Source records —

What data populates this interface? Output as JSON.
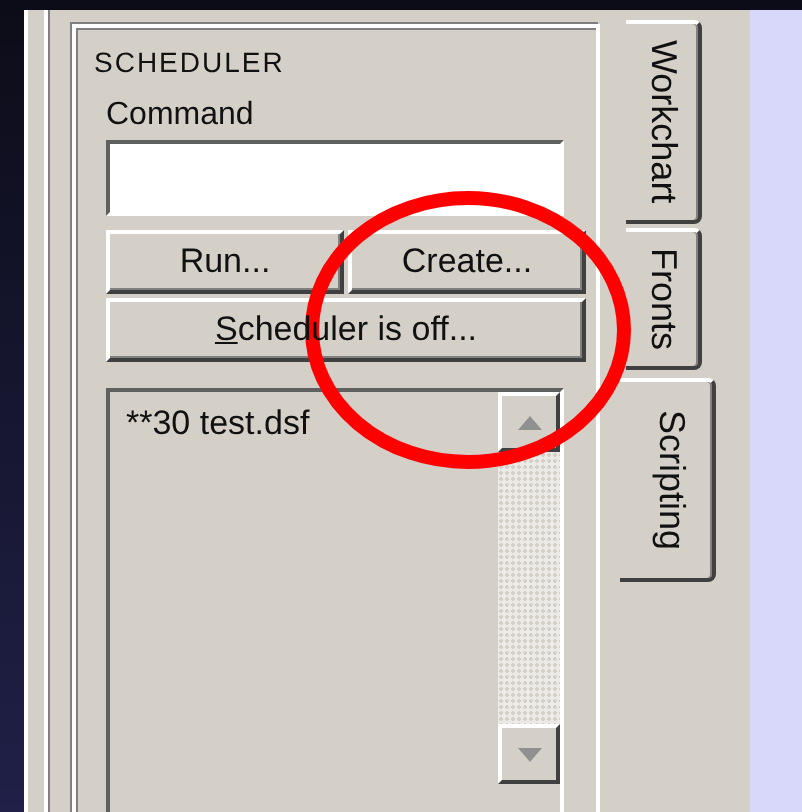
{
  "group": {
    "title": "SCHEDULER"
  },
  "command": {
    "label": "Command"
  },
  "buttons": [
    {
      "kind": "half",
      "label": "Run..."
    },
    {
      "kind": "half",
      "label": "Create..."
    },
    {
      "kind": "full",
      "label": "Scheduler is off...",
      "mnemonic_underlined": true
    }
  ],
  "list": {
    "items": [
      "**30 test.dsf"
    ]
  },
  "tabs": [
    {
      "label": "Workchart",
      "selected": false
    },
    {
      "label": "Fronts",
      "selected": false
    },
    {
      "label": "Scripting",
      "selected": true
    }
  ],
  "annotations": [
    {
      "kind": "circle",
      "color": "#ff0000"
    }
  ]
}
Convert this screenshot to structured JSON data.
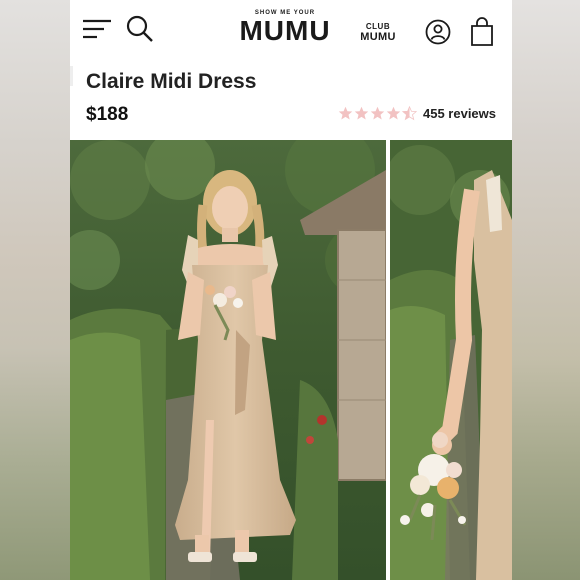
{
  "header": {
    "logo_tagline": "SHOW ME YOUR",
    "logo_word": "MUMU",
    "club_top": "CLUB",
    "club_bottom": "MUMU",
    "icons": [
      "menu-icon",
      "search-icon",
      "account-icon",
      "shopping-bag-icon"
    ]
  },
  "product": {
    "title": "Claire Midi Dress",
    "price": "$188",
    "rating": 4.5,
    "rating_max": 5,
    "reviews": "455 reviews"
  },
  "gallery": {
    "images": [
      "main-product-photo",
      "secondary-product-photo"
    ]
  },
  "colors": {
    "star": "#f2c2c2",
    "text": "#1a1a1a",
    "dress": "#dcc3a3"
  }
}
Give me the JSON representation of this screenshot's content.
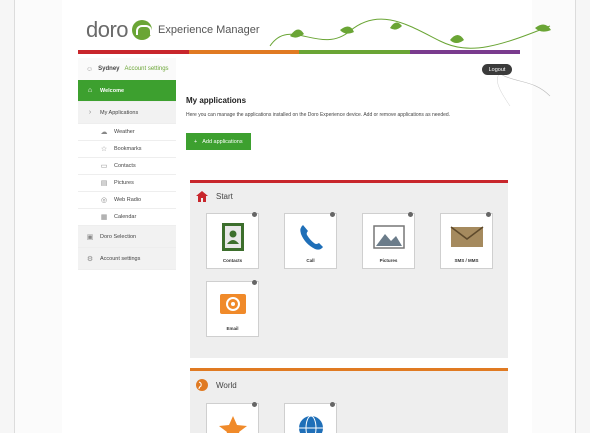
{
  "header": {
    "brand": "doro",
    "product": "Experience Manager",
    "accent_colors": [
      "#c8262c",
      "#e07a22",
      "#6aa535",
      "#7a3b8e"
    ]
  },
  "user": {
    "name": "Sydney",
    "link": "Account settings",
    "logout_label": "Logout"
  },
  "sidebar": {
    "items": [
      {
        "label": "Welcome",
        "icon": "home-icon",
        "active": true
      },
      {
        "label": "My Applications",
        "icon": "chevron-right-icon",
        "active": false
      },
      {
        "label": "Weather",
        "icon": "weather-icon",
        "sub": true
      },
      {
        "label": "Bookmarks",
        "icon": "star-icon",
        "sub": true
      },
      {
        "label": "Contacts",
        "icon": "contacts-icon",
        "sub": true
      },
      {
        "label": "Pictures",
        "icon": "picture-icon",
        "sub": true
      },
      {
        "label": "Web Radio",
        "icon": "radio-icon",
        "sub": true
      },
      {
        "label": "Calendar",
        "icon": "calendar-icon",
        "sub": true
      },
      {
        "label": "Doro Selection",
        "icon": "box-icon",
        "active": false
      },
      {
        "label": "Account settings",
        "icon": "settings-icon",
        "active": false
      }
    ]
  },
  "main": {
    "title": "My applications",
    "description": "Here you can manage the applications installed on the Doro Experience device. Add or remove applications as needed.",
    "add_button": "Add applications"
  },
  "sections": [
    {
      "title": "Start",
      "color": "#c8262c",
      "tiles": [
        {
          "label": "Contacts",
          "icon": "contacts-book-icon"
        },
        {
          "label": "Call",
          "icon": "phone-icon"
        },
        {
          "label": "Pictures",
          "icon": "picture-icon"
        },
        {
          "label": "SMS / MMS",
          "icon": "envelope-icon"
        },
        {
          "label": "Email",
          "icon": "email-icon"
        }
      ]
    },
    {
      "title": "World",
      "color": "#e07a22",
      "tiles": [
        {
          "label": "",
          "icon": "star-icon"
        },
        {
          "label": "",
          "icon": "globe-icon"
        }
      ]
    }
  ]
}
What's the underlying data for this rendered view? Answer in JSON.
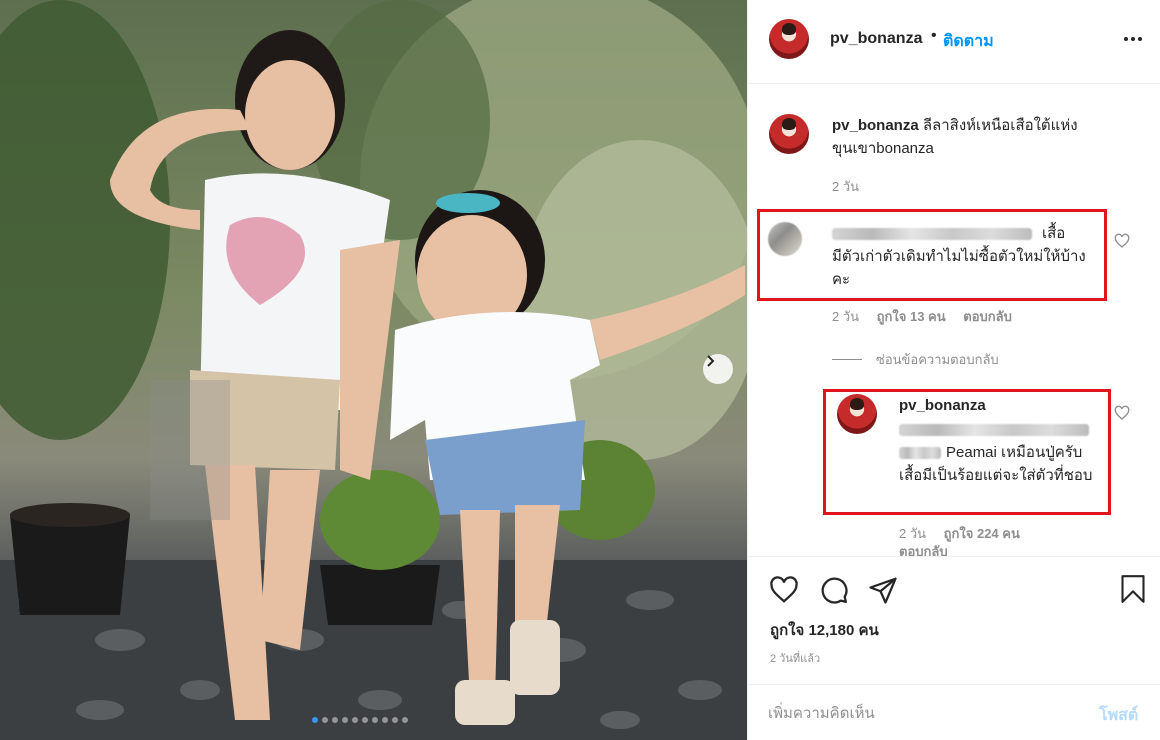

Your objective —
Leave the pictures out and copy the rest of the data exactly.

Result below —
What data populates this interface? Output as JSON.
{
  "group": {
    "title": "SCHEDULER"
  },
  "command": {
    "label": "Command"
  },
  "buttons": [
    {
      "kind": "half",
      "label": "Run..."
    },
    {
      "kind": "half",
      "label": "Create..."
    },
    {
      "kind": "full",
      "label": "Scheduler is off...",
      "mnemonic_underlined": true
    }
  ],
  "list": {
    "items": [
      "**30 test.dsf"
    ]
  },
  "tabs": [
    {
      "label": "Workchart",
      "selected": false
    },
    {
      "label": "Fronts",
      "selected": false
    },
    {
      "label": "Scripting",
      "selected": true
    }
  ],
  "annotations": [
    {
      "kind": "circle",
      "color": "#ff0000"
    }
  ]
}
Convert this screenshot to structured JSON data.
{
  "header": {
    "logo_tagline": "SHOW ME YOUR",
    "logo_word": "MUMU",
    "club_top": "CLUB",
    "club_bottom": "MUMU",
    "icons": [
      "menu-icon",
      "search-icon",
      "account-icon",
      "shopping-bag-icon"
    ]
  },
  "product": {
    "title": "Claire Midi Dress",
    "price": "$188",
    "rating": 4.5,
    "rating_max": 5,
    "reviews": "455 reviews"
  },
  "gallery": {
    "images": [
      "main-product-photo",
      "secondary-product-photo"
    ]
  },
  "colors": {
    "star": "#f2c2c2",
    "text": "#1a1a1a",
    "dress": "#dcc3a3"
  }
}
Give me the JSON representation of this screenshot's content.
{
  "header": {
    "brand": "doro",
    "product": "Experience Manager",
    "accent_colors": [
      "#c8262c",
      "#e07a22",
      "#6aa535",
      "#7a3b8e"
    ]
  },
  "user": {
    "name": "Sydney",
    "link": "Account settings",
    "logout_label": "Logout"
  },
  "sidebar": {
    "items": [
      {
        "label": "Welcome",
        "icon": "home-icon",
        "active": true
      },
      {
        "label": "My Applications",
        "icon": "chevron-right-icon",
        "active": false
      },
      {
        "label": "Weather",
        "icon": "weather-icon",
        "sub": true
      },
      {
        "label": "Bookmarks",
        "icon": "star-icon",
        "sub": true
      },
      {
        "label": "Contacts",
        "icon": "contacts-icon",
        "sub": true
      },
      {
        "label": "Pictures",
        "icon": "picture-icon",
        "sub": true
      },
      {
        "label": "Web Radio",
        "icon": "radio-icon",
        "sub": true
      },
      {
        "label": "Calendar",
        "icon": "calendar-icon",
        "sub": true
      },
      {
        "label": "Doro Selection",
        "icon": "box-icon",
        "active": false
      },
      {
        "label": "Account settings",
        "icon": "settings-icon",
        "active": false
      }
    ]
  },
  "main": {
    "title": "My applications",
    "description": "Here you can manage the applications installed on the Doro Experience device. Add or remove applications as needed.",
    "add_button": "Add applications"
  },
  "sections": [
    {
      "title": "Start",
      "color": "#c8262c",
      "tiles": [
        {
          "label": "Contacts",
          "icon": "contacts-book-icon"
        },
        {
          "label": "Call",
          "icon": "phone-icon"
        },
        {
          "label": "Pictures",
          "icon": "picture-icon"
        },
        {
          "label": "SMS / MMS",
          "icon": "envelope-icon"
        },
        {
          "label": "Email",
          "icon": "email-icon"
        }
      ]
    },
    {
      "title": "World",
      "color": "#e07a22",
      "tiles": [
        {
          "label": "",
          "icon": "star-icon"
        },
        {
          "label": "",
          "icon": "globe-icon"
        }
      ]
    }
  ]
}
What's the underlying data for this rendered view? Answer in JSON.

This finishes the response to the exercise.